* Start Supplied entries *
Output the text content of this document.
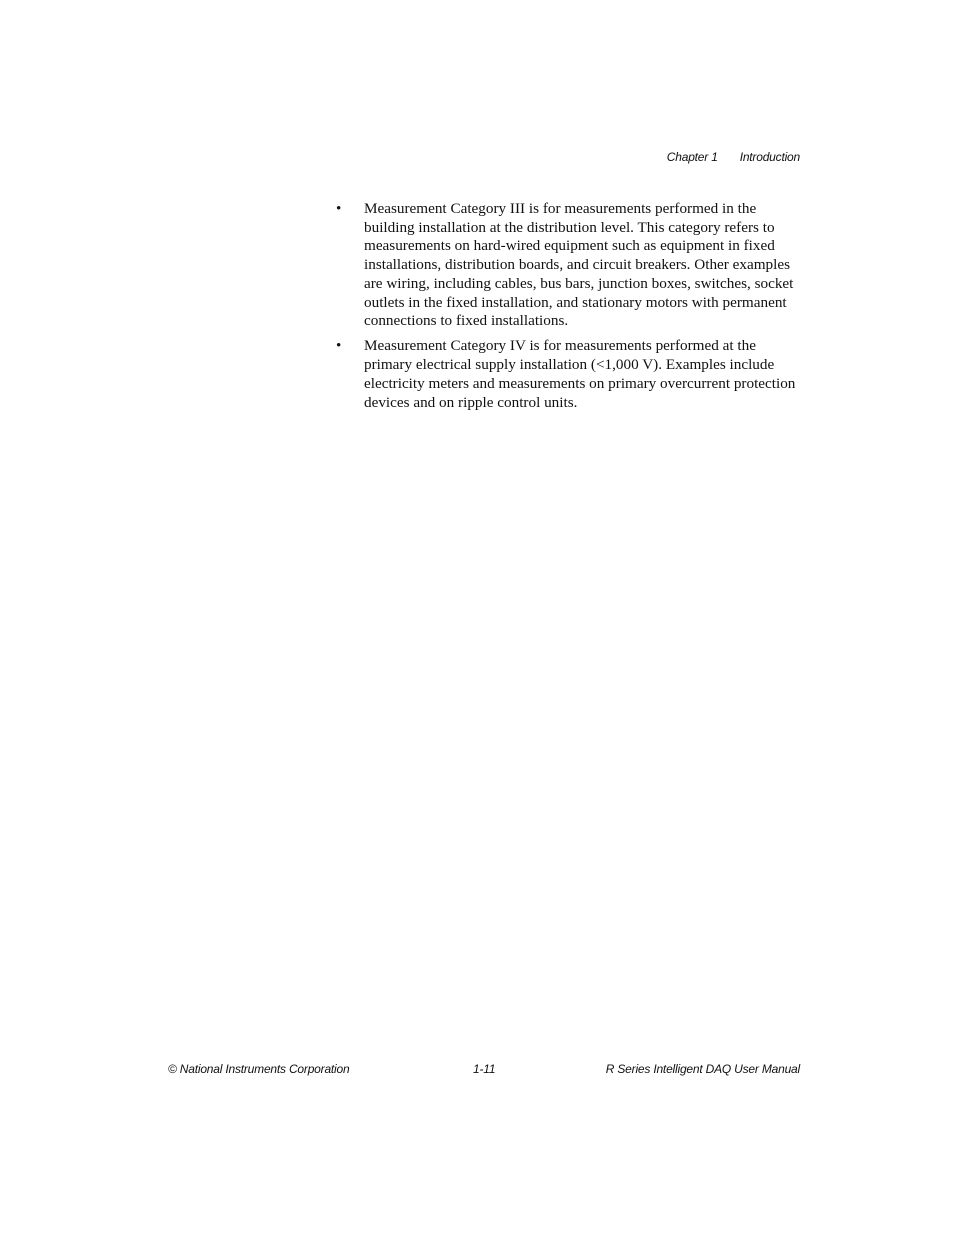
Chapter 1 Introduction
• Measurement Category III is for measurements performed in the building installation at the distribution level. This category refers to measurements on hard-wired equipment such as equipment in fixed installations, distribution boards, and circuit breakers. Other examples are wiring, including cables, bus bars, junction boxes, switches, socket outlets in the fixed installation, and stationary motors with permanent connections to fixed installations.
• Measurement Category IV is for measurements performed at the primary electrical supply installation (<1,000 V). Examples include electricity meters and measurements on primary overcurrent protection devices and on ripple control units.
© National Instruments Corporation	1-11	R Series Intelligent DAQ User Manual
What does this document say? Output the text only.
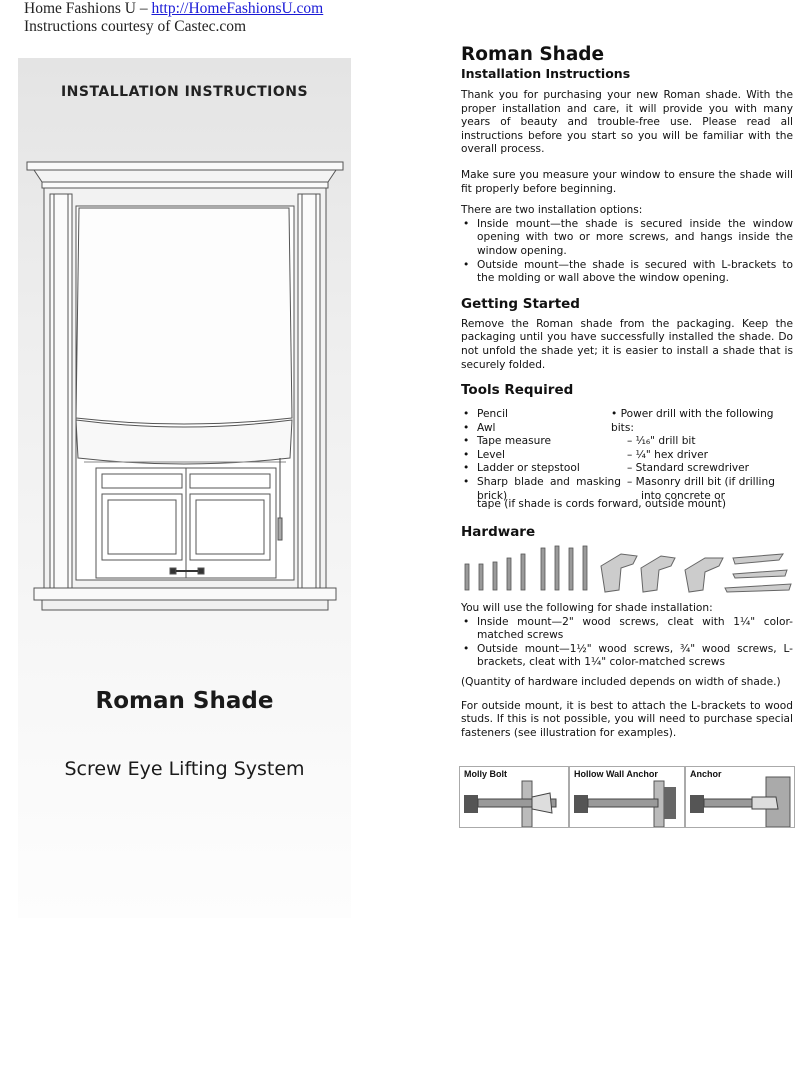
Home Fashions U – http://HomeFashionsU.com
Instructions courtesy of Castec.com
INSTALLATION INSTRUCTIONS
Roman Shade
Screw Eye Lifting System
Roman Shade
Installation Instructions

Thank you for purchasing your new Roman shade. With the proper installation and care, it will provide you with many years of beauty and trouble-free use. Please read all instructions before you start so you will be familiar with the overall process.

Make sure you measure your window to ensure the shade will fit properly before beginning.

There are two installation options:

• Inside mount—the shade is secured inside the window opening with two or more screws, and hangs inside the window opening.
• Outside mount—the shade is secured with L-brackets to the molding or wall above the window opening.
Getting Started

Remove the Roman shade from the packaging. Keep the packaging until you have successfully installed the shade. Do not unfold the shade yet; it is easier to install a shade that is securely folded.

Tools Required
• Pencil
• Awl
• Tape measure
• Level
• Ladder or stepstool
• Sharp blade and masking brick)
• Power drill with the following bits:
– ¹⁄₁₆" drill bit
– ¼" hex driver
– Standard screwdriver
– Masonry drill bit (if drilling
into concrete or
tape (if shade is cords forward, outside mount)
Hardware

You will use the following for shade installation:

• Inside mount—2" wood screws, cleat with 1¼" color-matched screws
• Outside mount—1½" wood screws, ¾" wood screws, L-brackets, cleat with 1¼" color-matched screws

(Quantity of hardware included depends on width of shade.)

For outside mount, it is best to attach the L-brackets to wood studs. If this is not possible, you will need to purchase special fasteners (see illustration for examples).

Molly Bolt	Hollow Wall Anchor	Anchor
* End Supplied entries *
Which lines contain "wood"? Copy each of them out.

• Inside mount—2" wood screws, cleat with 1¼" color-matched screws
• Outside mount—1½" wood screws, ¾" wood screws, L-brackets, cleat with 1¼" color-matched screws
For outside mount, it is best to attach the L-brackets to wood studs. If this is not possible, you will need to purchase special fasteners (see illustration for examples).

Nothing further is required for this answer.